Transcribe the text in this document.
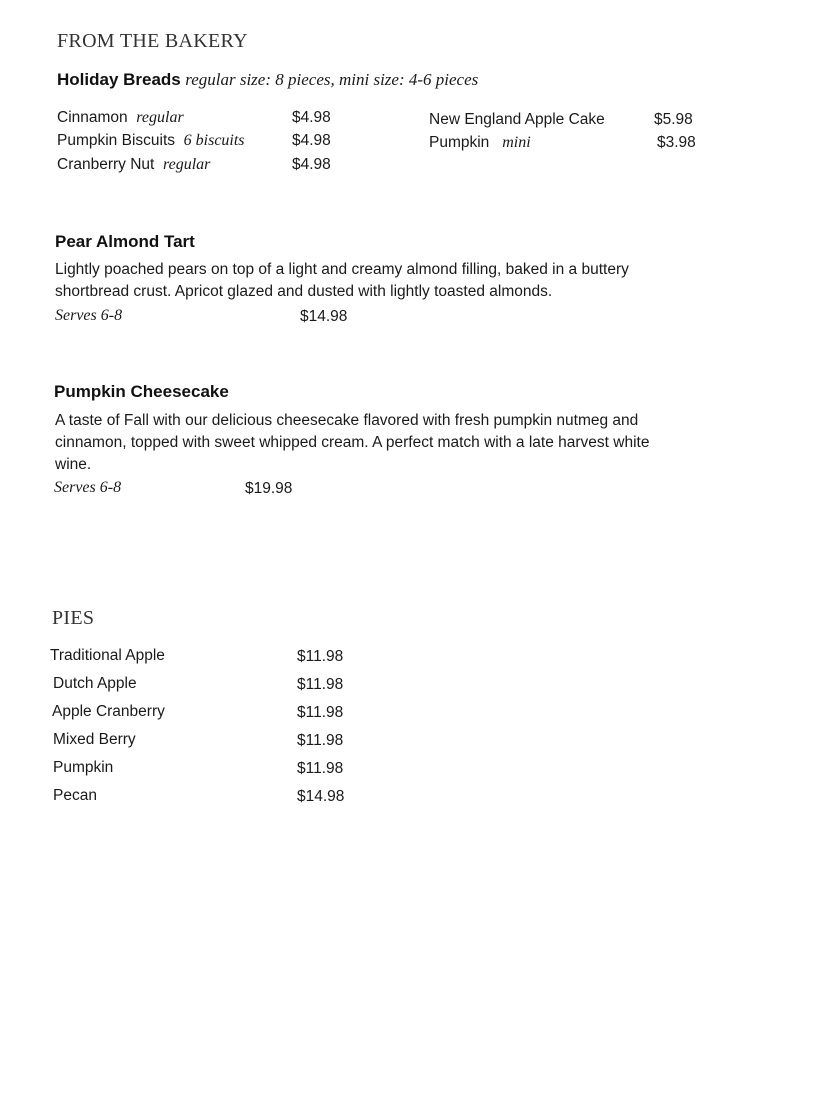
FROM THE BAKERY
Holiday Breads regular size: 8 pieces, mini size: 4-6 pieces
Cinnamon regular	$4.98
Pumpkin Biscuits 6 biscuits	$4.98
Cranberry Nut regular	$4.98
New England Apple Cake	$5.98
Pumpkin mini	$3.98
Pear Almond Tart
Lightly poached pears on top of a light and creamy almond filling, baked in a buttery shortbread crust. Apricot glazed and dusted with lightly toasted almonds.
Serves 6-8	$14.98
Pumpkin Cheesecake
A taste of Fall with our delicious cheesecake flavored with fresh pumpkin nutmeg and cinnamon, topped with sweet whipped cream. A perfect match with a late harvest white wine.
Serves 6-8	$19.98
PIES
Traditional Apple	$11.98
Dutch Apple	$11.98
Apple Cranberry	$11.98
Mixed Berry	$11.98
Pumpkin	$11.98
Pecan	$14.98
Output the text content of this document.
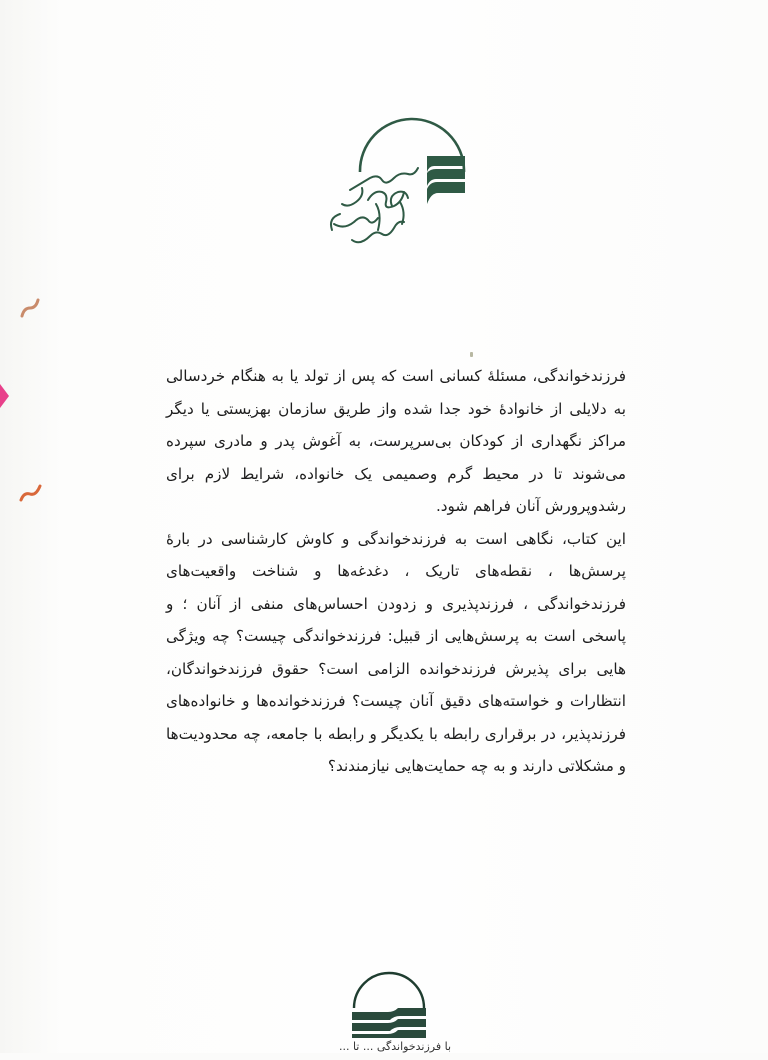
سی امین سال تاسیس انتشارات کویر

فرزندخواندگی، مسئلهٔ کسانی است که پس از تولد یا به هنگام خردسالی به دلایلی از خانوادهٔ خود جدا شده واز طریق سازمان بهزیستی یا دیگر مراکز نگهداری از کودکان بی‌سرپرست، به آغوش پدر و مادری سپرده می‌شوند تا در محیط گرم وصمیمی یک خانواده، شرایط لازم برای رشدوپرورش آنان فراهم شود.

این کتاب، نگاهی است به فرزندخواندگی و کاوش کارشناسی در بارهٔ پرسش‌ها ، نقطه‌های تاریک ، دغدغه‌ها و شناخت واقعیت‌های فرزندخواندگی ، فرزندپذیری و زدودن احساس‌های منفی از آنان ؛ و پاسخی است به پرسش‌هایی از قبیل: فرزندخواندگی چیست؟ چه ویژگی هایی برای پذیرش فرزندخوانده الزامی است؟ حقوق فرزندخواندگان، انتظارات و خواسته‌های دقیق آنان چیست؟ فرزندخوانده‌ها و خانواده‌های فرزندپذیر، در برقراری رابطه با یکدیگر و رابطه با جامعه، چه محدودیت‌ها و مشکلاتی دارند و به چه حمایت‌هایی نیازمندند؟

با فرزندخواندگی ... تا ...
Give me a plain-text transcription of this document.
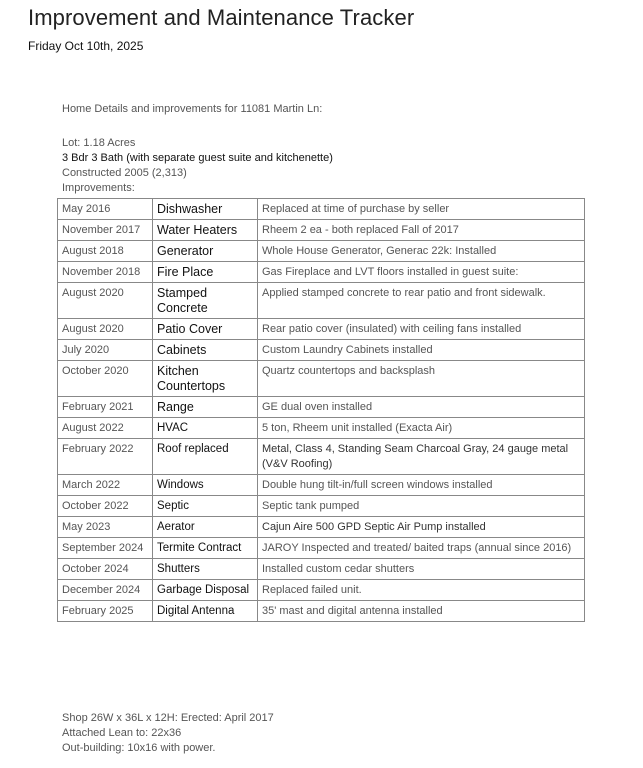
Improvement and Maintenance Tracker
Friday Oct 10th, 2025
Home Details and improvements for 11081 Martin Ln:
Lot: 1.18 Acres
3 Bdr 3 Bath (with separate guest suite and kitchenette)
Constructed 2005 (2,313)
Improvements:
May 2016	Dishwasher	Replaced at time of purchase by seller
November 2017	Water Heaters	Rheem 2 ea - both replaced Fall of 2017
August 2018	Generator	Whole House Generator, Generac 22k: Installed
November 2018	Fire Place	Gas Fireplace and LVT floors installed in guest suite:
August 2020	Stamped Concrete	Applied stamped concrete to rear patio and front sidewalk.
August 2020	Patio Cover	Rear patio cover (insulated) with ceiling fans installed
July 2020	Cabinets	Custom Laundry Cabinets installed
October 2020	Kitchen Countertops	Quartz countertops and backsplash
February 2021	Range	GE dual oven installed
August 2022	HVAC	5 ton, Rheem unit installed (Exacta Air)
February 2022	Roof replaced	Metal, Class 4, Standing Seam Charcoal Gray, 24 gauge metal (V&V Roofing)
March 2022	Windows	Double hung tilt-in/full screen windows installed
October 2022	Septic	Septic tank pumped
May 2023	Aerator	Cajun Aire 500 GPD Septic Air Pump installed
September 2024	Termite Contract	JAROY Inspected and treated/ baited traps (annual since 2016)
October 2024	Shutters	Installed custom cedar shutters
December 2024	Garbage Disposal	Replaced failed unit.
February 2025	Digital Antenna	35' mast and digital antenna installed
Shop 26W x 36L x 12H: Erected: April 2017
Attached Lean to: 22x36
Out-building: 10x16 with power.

» Exercise description:
Output all of the records exactly as they appear above, but not the pictures.

» Written response:
Transcribe the text in this document.
FROM THE BAKERY
Holiday Breads regular size: 8 pieces, mini size: 4-6 pieces
Cinnamon regular	$4.98
Pumpkin Biscuits 6 biscuits	$4.98
Cranberry Nut regular	$4.98
New England Apple Cake	$5.98
Pumpkin mini	$3.98
Pear Almond Tart
Lightly poached pears on top of a light and creamy almond filling, baked in a buttery shortbread crust. Apricot glazed and dusted with lightly toasted almonds.
Serves 6-8	$14.98
Pumpkin Cheesecake
A taste of Fall with our delicious cheesecake flavored with fresh pumpkin nutmeg and cinnamon, topped with sweet whipped cream. A perfect match with a late harvest white wine.
Serves 6-8	$19.98
PIES
Traditional Apple	$11.98
Dutch Apple	$11.98
Apple Cranberry	$11.98
Mixed Berry	$11.98
Pumpkin	$11.98
Pecan	$14.98
Output the text content of this document.
سی امین سال تاسیس انتشارات کویر

فرزندخواندگی، مسئلهٔ کسانی است که پس از تولد یا به هنگام خردسالی به دلایلی از خانوادهٔ خود جدا شده واز طریق سازمان بهزیستی یا دیگر مراکز نگهداری از کودکان بی‌سرپرست، به آغوش پدر و مادری سپرده می‌شوند تا در محیط گرم وصمیمی یک خانواده، شرایط لازم برای رشدوپرورش آنان فراهم شود.

این کتاب، نگاهی است به فرزندخواندگی و کاوش کارشناسی در بارهٔ پرسش‌ها ، نقطه‌های تاریک ، دغدغه‌ها و شناخت واقعیت‌های فرزندخواندگی ، فرزندپذیری و زدودن احساس‌های منفی از آنان ؛ و پاسخی است به پرسش‌هایی از قبیل: فرزندخواندگی چیست؟ چه ویژگی هایی برای پذیرش فرزندخوانده الزامی است؟ حقوق فرزندخواندگان، انتظارات و خواسته‌های دقیق آنان چیست؟ فرزندخوانده‌ها و خانواده‌های فرزندپذیر، در برقراری رابطه با یکدیگر و رابطه با جامعه، چه محدودیت‌ها و مشکلاتی دارند و به چه حمایت‌هایی نیازمندند؟

با فرزندخواندگی ... تا ...
Give me a plain-text transcription of this document.
Improvement and Maintenance Tracker
Friday Oct 10th, 2025
Home Details and improvements for 11081 Martin Ln:
Lot: 1.18 Acres
3 Bdr 3 Bath (with separate guest suite and kitchenette)
Constructed 2005 (2,313)
Improvements:
May 2016	Dishwasher	Replaced at time of purchase by seller
November 2017	Water Heaters	Rheem 2 ea - both replaced Fall of 2017
August 2018	Generator	Whole House Generator, Generac 22k: Installed
November 2018	Fire Place	Gas Fireplace and LVT floors installed in guest suite:
August 2020	Stamped Concrete	Applied stamped concrete to rear patio and front sidewalk.
August 2020	Patio Cover	Rear patio cover (insulated) with ceiling fans installed
July 2020	Cabinets	Custom Laundry Cabinets installed
October 2020	Kitchen Countertops	Quartz countertops and backsplash
February 2021	Range	GE dual oven installed
August 2022	HVAC	5 ton, Rheem unit installed (Exacta Air)
February 2022	Roof replaced	Metal, Class 4, Standing Seam Charcoal Gray, 24 gauge metal (V&V Roofing)
March 2022	Windows	Double hung tilt-in/full screen windows installed
October 2022	Septic	Septic tank pumped
May 2023	Aerator	Cajun Aire 500 GPD Septic Air Pump installed
September 2024	Termite Contract	JAROY Inspected and treated/ baited traps (annual since 2016)
October 2024	Shutters	Installed custom cedar shutters
December 2024	Garbage Disposal	Replaced failed unit.
February 2025	Digital Antenna	35' mast and digital antenna installed
Shop 26W x 36L x 12H: Erected: April 2017
Attached Lean to: 22x36
Out-building: 10x16 with power.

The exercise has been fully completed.